**Exercise**. Identify each line holding the string "text" and copy it.

(Part of a data file)
★ ★ ★ ★
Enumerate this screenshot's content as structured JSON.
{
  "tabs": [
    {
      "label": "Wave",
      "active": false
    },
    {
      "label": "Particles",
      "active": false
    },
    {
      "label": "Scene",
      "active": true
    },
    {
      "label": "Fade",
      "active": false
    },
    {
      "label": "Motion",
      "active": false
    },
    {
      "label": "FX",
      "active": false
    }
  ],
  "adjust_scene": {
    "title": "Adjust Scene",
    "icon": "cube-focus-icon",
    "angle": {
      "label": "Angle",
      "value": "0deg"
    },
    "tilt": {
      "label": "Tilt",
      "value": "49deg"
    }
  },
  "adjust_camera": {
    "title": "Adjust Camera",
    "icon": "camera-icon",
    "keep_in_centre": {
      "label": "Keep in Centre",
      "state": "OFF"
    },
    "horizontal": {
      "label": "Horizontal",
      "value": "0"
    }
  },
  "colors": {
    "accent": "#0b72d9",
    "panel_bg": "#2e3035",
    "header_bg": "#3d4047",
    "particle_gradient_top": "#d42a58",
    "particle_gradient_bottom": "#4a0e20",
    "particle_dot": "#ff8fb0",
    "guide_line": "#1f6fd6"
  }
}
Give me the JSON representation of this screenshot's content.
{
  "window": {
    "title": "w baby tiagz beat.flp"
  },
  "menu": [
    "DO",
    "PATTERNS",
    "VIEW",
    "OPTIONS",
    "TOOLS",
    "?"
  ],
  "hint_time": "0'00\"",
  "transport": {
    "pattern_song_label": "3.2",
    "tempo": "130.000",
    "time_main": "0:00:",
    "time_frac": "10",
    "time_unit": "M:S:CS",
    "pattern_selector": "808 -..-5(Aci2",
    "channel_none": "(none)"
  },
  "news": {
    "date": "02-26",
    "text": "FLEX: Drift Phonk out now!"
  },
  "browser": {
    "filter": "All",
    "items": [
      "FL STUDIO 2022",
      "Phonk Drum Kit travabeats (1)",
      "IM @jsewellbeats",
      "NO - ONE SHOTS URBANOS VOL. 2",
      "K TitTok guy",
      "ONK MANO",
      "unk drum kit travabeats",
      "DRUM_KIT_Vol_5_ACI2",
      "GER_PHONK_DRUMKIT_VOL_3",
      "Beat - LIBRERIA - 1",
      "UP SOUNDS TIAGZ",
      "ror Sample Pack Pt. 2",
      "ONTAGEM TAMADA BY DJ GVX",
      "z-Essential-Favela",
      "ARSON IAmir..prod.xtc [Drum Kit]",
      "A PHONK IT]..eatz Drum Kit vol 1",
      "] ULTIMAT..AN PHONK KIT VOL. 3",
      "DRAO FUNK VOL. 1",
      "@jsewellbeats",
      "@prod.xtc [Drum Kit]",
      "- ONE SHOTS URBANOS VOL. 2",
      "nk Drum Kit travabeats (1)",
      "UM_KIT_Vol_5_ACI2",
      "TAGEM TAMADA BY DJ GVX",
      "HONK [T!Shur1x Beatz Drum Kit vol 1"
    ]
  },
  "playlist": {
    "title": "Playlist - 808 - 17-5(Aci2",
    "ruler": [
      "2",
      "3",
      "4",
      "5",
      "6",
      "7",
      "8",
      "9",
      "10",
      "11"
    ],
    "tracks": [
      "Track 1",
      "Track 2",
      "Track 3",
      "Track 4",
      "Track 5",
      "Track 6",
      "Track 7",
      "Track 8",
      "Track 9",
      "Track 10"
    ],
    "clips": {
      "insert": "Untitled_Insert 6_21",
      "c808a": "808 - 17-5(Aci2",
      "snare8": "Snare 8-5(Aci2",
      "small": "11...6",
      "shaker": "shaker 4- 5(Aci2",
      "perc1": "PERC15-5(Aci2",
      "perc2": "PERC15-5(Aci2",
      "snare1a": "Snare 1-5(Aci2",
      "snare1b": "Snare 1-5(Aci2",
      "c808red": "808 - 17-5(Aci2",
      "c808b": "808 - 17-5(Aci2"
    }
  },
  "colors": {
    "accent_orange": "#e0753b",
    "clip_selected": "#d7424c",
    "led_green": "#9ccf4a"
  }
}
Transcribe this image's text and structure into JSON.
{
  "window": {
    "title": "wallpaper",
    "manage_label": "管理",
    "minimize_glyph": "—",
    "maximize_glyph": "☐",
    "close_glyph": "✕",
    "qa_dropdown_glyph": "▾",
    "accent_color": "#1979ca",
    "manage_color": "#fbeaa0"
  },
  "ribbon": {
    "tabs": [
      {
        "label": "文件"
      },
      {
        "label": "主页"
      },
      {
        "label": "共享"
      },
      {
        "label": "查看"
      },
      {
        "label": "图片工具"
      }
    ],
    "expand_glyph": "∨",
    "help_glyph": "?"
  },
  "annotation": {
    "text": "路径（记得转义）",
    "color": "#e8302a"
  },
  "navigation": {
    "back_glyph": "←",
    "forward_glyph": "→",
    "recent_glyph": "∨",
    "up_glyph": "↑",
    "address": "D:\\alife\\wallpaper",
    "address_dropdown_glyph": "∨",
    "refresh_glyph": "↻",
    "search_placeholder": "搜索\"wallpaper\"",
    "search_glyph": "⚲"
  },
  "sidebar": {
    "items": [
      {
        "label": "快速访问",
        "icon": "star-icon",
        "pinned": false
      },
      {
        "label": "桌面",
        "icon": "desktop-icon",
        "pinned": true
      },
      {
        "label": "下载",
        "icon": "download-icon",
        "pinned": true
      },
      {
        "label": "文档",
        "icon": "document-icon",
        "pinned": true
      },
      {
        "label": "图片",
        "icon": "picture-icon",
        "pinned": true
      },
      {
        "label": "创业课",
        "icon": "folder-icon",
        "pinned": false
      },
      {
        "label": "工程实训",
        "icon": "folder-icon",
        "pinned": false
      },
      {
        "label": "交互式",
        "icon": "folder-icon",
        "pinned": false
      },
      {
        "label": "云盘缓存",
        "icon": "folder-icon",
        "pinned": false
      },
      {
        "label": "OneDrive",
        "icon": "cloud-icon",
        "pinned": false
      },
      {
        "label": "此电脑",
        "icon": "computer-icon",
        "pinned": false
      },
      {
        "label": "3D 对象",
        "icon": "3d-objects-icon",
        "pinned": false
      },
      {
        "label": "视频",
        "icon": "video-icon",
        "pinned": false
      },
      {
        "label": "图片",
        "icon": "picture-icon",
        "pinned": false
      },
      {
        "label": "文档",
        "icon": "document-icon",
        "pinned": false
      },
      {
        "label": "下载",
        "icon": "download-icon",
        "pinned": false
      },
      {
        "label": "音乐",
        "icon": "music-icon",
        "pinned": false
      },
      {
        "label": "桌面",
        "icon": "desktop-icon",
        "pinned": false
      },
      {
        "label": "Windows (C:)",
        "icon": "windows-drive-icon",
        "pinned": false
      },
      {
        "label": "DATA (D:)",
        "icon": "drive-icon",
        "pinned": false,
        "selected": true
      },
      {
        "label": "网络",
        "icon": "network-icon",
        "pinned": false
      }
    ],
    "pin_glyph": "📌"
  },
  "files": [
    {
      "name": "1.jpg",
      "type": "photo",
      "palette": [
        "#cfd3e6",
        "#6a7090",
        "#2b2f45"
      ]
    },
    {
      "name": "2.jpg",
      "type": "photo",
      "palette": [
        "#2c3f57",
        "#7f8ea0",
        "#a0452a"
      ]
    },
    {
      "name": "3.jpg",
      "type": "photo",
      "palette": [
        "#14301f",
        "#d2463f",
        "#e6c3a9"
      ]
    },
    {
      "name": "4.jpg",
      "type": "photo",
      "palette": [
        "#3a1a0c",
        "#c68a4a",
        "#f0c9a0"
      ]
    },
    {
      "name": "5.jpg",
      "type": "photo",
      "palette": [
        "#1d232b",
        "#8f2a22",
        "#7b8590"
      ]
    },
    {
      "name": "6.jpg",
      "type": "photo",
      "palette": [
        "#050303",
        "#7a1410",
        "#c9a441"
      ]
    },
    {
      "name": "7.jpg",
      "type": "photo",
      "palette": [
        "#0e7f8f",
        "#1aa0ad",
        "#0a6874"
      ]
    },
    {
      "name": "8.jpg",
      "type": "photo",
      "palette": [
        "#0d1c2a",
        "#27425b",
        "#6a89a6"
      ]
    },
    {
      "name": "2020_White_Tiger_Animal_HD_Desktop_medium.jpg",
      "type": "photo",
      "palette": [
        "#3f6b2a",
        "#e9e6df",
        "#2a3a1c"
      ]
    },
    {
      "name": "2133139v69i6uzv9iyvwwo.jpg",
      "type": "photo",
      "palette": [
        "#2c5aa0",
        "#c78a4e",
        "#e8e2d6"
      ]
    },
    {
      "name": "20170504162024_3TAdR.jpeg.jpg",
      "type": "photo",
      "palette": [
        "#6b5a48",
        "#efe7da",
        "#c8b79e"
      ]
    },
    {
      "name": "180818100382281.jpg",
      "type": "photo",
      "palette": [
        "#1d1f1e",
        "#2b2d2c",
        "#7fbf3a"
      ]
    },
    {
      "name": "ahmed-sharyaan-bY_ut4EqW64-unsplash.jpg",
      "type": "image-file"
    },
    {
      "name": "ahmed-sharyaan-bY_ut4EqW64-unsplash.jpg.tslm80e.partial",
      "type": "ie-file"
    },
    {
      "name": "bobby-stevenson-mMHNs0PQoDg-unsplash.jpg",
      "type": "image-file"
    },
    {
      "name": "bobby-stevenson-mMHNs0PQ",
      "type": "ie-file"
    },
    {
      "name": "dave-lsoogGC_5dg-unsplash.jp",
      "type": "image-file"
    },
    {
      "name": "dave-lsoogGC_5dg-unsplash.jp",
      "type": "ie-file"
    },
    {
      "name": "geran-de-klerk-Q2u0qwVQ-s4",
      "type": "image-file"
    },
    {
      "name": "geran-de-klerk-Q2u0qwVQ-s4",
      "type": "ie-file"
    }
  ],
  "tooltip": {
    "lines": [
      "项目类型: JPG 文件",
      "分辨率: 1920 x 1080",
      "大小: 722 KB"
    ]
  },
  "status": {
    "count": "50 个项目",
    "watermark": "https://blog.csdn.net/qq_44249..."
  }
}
★ ★ ★ ★
**Completed task**.
    "text": "FLEX: Drift Phonk out now!"
Transcribe this image's text and structure into JSON.
    "text": "路径（记得转义）",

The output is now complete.